• [SOURCE EXTRACT]:
[Start of section]

I have just never bought into the idea that you can take a hate filled epithet and "reclaim it" by liberal self-application of the term. Anyone who thinks that calling themselves "Queer" somehow makes the word "acceptable" or a source of pride is kidding themselves. It didn't work for "nigger" and it won't work for "queer" either. As long as there are intolerant bigots out there using a term like that in it's original sense, such self-application will never be anything but a humorous joke to those jerks.

Being stealth also does not make someone "vulnerable". If someone finds out about me, so what, being stealth doesn't mean that people won't sometimes find out (or be told voluntarily). It means you don't trumpet your origins to everyone you come in contact with.

Now, I'm not all that deep yet and a lot of people know about me, but no new acquaintance is told. I build my friendships "woman to woman" and "woman to man" and if the day ever comes when some of them discover my past, I will live with it.

Being "stealth" isn't about "hiding", it's about living your life as a woman without everyone coloring their perceptions of you by identifying you as a "man who is acting like a woman now". It is about interacting with people without constantly sensing that they are being somewhat patronizing by using female gender terms. You can sense the difference and detect the subtle delay as their brain says "wait a minute, be sure to call 'him', 'she'" Thank God, I only have a couple of people like that left who I interact with on a regular basis. It is just so much better to be with people who accept me as a woman without question. I think that's the ultimate end of our transition, not SRS, but true acceptance into the community of women.

Maybe the force behind so much of this endless debating is simply a reflection of the fact that for a lot of non-stealth non-ops, pre-ops (or even post-ops for that matter), they have never experienced that joy of being accepted, of being part of a group of women rather than a "guest" who is politely tolerated. There is also a special quality of interacting with a straight man who doesn't know that you are a TS versus encounters with tranny chasers or gay men who are really thinking of you as a "man with breasts" (and possibly a penis).

Once you've experienced these, making the choice to live as a "Transsexual" for the rest of your life to serve a vague political purpose is like condemning yourself to live "half a life". We could also address the issue of children, sparing them the social stigma of having a TS Dad. They deserve the right to be able to go to school and have a normal childhood without being a target because of their "queer Dad" (my kids have had it both ways and we all prefer me being "Mom" - life is just so much simpler).

Will every TG or TS experience this kind of acceptance? No. I certainly wish everyone could, but it won't happen. So there will always be that large group of "non-stealth" TS's out there. I guess the challenge is for these people to understand what they are asking a passable stealth TS to give up. They see "stealth" as being "hiding" and "running away" and "closeting", while we see it as the ultimate fulfillment of our lives, a positive final step in our personal transformation. I've never met a TS who went "stealth" out of "fear". You don't get this far without having more personal courage than 99% of the population.

Can we be charged with "selfishness"? Well, yes, that may be a valid point. But let's be honest, from one point of view our entire transition is an act of selfishness! We hurt our wives and children, distress our friends and co-workers and employers and all because we want to find that silly little thing called "self-fulfillment" or in many cases "self-preservation".

As I was saying, we are all guilty of being "selfish" to some extent, but there are limits to the good that self-sacrifice can do. We all hit that point where years of hiding out and concealing our transgenderism finally drives us to the breaking point. In my case, I was slowly killing myself with personal neglect of my health. Should I have continued on that path for the "good" of my family and been dead of a heart attack or stroke by now? Was I "selfish" to want to live so that I could be there for my children? My children think I made the right choice, "selfish" as it may have been.

[End of section]

• [DATA SECTION]:
[Start of section]

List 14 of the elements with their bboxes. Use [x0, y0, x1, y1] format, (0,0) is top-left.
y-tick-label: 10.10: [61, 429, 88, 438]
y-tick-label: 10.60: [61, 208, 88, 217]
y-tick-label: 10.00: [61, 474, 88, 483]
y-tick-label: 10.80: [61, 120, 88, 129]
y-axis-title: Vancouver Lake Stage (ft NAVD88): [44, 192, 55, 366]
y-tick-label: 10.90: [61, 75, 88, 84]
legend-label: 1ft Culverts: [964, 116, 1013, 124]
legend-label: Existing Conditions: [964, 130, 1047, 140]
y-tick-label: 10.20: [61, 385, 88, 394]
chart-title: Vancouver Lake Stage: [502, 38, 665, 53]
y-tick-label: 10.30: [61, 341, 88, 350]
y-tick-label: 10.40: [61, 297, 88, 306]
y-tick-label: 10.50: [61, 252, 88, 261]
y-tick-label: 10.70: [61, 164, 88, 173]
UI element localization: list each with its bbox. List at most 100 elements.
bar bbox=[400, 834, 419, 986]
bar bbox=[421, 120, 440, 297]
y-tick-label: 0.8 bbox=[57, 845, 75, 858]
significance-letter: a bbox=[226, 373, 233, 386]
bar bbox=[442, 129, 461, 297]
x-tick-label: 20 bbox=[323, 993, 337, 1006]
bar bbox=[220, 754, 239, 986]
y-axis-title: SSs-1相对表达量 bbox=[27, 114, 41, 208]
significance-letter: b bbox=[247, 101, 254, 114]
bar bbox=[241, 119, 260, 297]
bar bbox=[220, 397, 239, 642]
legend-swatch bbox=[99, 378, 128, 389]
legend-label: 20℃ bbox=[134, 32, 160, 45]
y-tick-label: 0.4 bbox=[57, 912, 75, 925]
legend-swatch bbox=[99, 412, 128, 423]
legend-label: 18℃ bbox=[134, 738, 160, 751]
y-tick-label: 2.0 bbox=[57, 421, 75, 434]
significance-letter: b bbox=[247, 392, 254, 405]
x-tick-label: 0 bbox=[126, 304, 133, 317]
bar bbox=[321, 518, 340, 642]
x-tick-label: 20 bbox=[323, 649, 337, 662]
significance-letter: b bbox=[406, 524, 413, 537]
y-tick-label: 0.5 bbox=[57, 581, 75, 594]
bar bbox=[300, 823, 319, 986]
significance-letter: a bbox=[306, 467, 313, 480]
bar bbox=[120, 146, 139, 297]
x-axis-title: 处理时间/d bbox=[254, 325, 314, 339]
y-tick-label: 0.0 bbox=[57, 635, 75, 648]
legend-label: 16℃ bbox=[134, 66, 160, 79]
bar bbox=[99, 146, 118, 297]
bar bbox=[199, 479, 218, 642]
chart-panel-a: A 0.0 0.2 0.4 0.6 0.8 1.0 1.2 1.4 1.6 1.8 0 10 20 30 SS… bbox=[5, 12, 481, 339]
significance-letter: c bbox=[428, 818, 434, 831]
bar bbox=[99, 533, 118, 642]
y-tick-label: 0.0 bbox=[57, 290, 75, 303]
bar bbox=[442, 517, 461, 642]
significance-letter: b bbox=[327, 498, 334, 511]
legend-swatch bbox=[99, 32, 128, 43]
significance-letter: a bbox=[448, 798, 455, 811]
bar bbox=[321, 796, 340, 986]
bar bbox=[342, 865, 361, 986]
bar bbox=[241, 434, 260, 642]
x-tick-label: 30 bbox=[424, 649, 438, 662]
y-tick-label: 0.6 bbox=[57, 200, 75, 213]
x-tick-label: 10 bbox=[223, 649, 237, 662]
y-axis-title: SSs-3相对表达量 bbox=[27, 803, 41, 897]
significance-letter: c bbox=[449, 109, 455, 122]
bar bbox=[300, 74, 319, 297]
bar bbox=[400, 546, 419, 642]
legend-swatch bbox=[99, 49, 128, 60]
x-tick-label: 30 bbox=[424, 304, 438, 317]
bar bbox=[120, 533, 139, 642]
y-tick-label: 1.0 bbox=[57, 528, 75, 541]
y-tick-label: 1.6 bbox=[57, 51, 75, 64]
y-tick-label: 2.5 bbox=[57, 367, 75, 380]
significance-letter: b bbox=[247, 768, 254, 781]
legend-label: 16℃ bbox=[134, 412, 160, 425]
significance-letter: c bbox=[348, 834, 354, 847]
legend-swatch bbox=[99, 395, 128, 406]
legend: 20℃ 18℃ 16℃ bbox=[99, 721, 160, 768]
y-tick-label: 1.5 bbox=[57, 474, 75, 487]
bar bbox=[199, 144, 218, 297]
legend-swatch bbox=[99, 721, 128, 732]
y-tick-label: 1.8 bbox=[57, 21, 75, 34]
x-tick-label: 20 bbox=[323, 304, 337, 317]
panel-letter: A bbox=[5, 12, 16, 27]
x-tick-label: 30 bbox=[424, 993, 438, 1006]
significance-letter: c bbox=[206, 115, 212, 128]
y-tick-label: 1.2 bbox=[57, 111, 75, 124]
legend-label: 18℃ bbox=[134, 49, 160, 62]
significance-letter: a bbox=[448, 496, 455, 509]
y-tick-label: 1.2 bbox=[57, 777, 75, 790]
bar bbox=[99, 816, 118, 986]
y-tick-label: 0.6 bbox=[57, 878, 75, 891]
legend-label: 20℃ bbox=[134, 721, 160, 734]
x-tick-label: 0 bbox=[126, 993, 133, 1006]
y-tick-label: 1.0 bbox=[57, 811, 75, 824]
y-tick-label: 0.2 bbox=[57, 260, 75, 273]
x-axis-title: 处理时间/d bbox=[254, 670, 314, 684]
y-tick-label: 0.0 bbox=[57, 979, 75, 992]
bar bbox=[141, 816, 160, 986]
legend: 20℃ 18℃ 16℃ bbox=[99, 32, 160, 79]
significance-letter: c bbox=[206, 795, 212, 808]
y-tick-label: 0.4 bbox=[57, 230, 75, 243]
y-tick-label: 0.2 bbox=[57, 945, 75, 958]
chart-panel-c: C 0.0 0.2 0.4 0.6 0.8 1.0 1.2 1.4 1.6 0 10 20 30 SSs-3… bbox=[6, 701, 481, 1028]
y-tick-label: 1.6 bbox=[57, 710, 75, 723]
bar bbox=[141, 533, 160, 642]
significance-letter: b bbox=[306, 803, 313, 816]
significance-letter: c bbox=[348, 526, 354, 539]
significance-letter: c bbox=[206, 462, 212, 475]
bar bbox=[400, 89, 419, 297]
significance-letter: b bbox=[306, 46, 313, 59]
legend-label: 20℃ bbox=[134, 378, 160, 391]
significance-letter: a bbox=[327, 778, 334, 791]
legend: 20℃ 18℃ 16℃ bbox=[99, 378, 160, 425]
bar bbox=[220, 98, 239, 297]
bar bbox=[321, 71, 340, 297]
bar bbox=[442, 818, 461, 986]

[End of section]

• [WORK INSTRUCTIONS]:
1: What does the essay on living stealth name as the ultimate end of transition?
2: Quote the essay on living stealth, giving everything from "Once you've experienced" down to "so much simpler).".
3: Write what comes next in the essay on living stealth, picking up after its final sentence.
The records aren't needed here.

• [ANSWERS FOR THE EXERCISE]:
1: True acceptance into the community of women, not SRS.

2:
Once you've experienced these, making the choice to live as a "Transsexual" for the rest of your life to serve a vague political purpose is like condemning yourself to live "half a life". We could also address the issue of children, sparing them the social stigma of having a TS Dad. They deserve the right to be able to go to school and have a normal childhood without being a target because of their "queer Dad" (my kids have had it both ways and we all prefer me being "Mom" - life is just so much simpler).

3:
How do they feel about calling me "Mother"? I did that with some reservations, but now it was clearly the right thing to do. Not only from the practical standpoint ("Jim, wanna go rollerblade at the park? Mom will drive us"), but also because it feels "right" to them and we are all comfortable with it. So being a little "selfish" can benefit everyone in the family, ironic as it may seem.

So am I selfish for going "stealth"? Yes. Would I be selfish to become an "activist" to make myself feel righteous regardless of the effects on my children? Yes, that would be selfish also.

Let's face it, it is all in your personal point of view when we start deciding who are the heroes and who are the villains here

So, do what you do for your own reasons and quit trying to impose your values and your priorities on others, but please try to remember that you are hurting others when you build images of a TG community that conform only to your personal view. A lot of TS's are NOT GAY and think twice before you do something that "labels" all of us with your own personal label. If you are going to be an activist, I think you have an obligation to insure that a balanced view is presented and that "stealth" hetero TS's are given as much consideration and courtesy when that image is being projected onto the media and into the political process. When that happens, maybe there is a chance for a "community" to arise that will speak for all, without the backbiting, insults, and posturing over "who's right". When individual sexual preferences and morality become secondary issues of a personal and private nature, rather than becoming a political "platform".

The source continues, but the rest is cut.